DIRECTION ▸ Reproduce the data exactly and drop any pictures it holds.
■ ■ ■ ■ ■
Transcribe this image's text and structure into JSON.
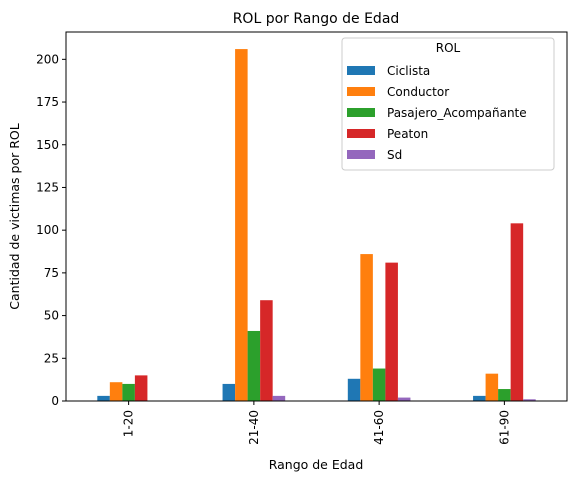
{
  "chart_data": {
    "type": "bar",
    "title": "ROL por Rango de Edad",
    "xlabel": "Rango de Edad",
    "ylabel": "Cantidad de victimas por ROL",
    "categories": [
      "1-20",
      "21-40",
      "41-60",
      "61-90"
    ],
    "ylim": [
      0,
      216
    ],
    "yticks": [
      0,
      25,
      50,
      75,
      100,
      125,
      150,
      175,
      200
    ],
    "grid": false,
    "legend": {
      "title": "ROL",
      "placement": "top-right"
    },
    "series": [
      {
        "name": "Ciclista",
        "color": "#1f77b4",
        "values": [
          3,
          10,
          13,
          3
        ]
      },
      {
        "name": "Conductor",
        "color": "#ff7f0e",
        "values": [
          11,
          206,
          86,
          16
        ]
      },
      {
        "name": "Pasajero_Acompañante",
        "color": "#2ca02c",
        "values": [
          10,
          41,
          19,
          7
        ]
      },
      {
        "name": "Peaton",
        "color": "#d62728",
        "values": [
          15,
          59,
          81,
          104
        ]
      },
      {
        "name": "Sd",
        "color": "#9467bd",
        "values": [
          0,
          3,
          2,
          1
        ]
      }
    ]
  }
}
■ ■ ■ ■ ■
RESPONSE TO THIS TASK ▸
Transcribe this image's text and structure into JSON.
{
  "chart_data": {
    "type": "bar",
    "title": "ROL por Rango de Edad",
    "xlabel": "Rango de Edad",
    "ylabel": "Cantidad de victimas por ROL",
    "categories": [
      "1-20",
      "21-40",
      "41-60",
      "61-90"
    ],
    "ylim": [
      0,
      216
    ],
    "yticks": [
      0,
      25,
      50,
      75,
      100,
      125,
      150,
      175,
      200
    ],
    "grid": false,
    "legend": {
      "title": "ROL",
      "placement": "top-right"
    },
    "series": [
      {
        "name": "Ciclista",
        "color": "#1f77b4",
        "values": [
          3,
          10,
          13,
          3
        ]
      },
      {
        "name": "Conductor",
        "color": "#ff7f0e",
        "values": [
          11,
          206,
          86,
          16
        ]
      },
      {
        "name": "Pasajero_Acompañante",
        "color": "#2ca02c",
        "values": [
          10,
          41,
          19,
          7
        ]
      },
      {
        "name": "Peaton",
        "color": "#d62728",
        "values": [
          15,
          59,
          81,
          104
        ]
      },
      {
        "name": "Sd",
        "color": "#9467bd",
        "values": [
          0,
          3,
          2,
          1
        ]
      }
    ]
  }
}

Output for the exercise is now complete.